-- Requirement --
Could you find every line in the entries below that holds the word "declared" and copy it?

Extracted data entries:

===

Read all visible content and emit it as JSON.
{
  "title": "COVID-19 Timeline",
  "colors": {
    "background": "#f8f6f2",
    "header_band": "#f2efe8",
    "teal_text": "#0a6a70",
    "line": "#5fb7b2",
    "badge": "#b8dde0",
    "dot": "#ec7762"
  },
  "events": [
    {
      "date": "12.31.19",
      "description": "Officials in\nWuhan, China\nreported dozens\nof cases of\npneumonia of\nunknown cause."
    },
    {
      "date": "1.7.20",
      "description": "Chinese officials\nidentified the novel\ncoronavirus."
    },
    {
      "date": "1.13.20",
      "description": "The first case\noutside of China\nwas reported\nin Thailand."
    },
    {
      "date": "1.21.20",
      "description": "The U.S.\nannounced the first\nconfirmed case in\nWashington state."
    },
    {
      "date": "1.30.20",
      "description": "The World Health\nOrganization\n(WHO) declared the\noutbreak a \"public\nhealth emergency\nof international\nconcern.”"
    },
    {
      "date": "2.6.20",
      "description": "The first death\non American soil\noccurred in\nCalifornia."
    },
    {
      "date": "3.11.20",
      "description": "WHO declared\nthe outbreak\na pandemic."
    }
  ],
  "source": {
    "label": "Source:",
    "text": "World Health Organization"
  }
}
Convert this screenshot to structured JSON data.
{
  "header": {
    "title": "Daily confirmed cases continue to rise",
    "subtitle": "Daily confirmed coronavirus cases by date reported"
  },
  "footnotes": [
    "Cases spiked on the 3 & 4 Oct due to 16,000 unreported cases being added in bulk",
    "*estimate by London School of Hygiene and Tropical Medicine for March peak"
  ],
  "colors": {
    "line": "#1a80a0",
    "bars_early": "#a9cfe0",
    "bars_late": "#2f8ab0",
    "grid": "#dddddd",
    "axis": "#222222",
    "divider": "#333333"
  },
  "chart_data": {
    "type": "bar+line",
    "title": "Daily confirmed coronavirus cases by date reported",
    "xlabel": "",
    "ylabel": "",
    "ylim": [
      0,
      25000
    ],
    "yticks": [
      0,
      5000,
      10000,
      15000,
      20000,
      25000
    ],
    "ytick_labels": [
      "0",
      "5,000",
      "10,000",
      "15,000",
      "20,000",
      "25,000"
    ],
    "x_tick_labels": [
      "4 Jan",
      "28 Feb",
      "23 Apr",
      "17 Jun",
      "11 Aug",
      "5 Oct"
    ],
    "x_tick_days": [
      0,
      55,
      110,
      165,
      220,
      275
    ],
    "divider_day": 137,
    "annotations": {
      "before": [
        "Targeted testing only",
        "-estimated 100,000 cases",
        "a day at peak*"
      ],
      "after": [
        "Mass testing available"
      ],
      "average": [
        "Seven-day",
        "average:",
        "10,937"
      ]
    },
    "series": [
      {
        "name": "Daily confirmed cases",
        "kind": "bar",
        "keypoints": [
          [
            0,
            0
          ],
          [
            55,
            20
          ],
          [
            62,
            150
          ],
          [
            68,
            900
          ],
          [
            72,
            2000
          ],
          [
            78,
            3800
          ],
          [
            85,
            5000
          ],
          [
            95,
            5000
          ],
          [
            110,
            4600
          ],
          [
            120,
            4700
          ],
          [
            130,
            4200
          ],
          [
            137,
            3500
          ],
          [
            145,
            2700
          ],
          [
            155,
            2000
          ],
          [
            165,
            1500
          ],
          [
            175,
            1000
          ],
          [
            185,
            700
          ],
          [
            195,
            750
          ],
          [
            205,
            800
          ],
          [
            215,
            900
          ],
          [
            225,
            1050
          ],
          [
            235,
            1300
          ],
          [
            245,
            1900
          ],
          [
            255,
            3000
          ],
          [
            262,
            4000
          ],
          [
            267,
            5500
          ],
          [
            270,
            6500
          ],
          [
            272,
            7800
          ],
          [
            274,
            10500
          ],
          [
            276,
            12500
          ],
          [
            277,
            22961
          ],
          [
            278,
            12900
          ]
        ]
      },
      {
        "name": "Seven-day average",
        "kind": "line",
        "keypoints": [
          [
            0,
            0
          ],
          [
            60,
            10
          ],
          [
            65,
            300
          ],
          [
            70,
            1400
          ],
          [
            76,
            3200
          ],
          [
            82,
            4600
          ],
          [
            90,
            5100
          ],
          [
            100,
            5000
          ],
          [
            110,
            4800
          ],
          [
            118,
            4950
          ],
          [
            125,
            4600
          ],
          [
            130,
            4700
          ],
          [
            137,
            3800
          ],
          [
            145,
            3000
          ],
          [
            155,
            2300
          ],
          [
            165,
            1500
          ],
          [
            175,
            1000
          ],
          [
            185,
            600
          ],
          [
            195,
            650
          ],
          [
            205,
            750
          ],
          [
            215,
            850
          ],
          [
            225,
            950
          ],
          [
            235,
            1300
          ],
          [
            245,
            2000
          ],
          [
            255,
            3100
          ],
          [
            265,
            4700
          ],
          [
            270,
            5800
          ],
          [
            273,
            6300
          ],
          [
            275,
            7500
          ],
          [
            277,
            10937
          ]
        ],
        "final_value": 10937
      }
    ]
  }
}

===

-- Written solution --
      "description": "The World Health\nOrganization\n(WHO) declared the\noutbreak a \"public\nhealth emergency\nof international\nconcern.”"
      "description": "WHO declared\nthe outbreak\na pandemic."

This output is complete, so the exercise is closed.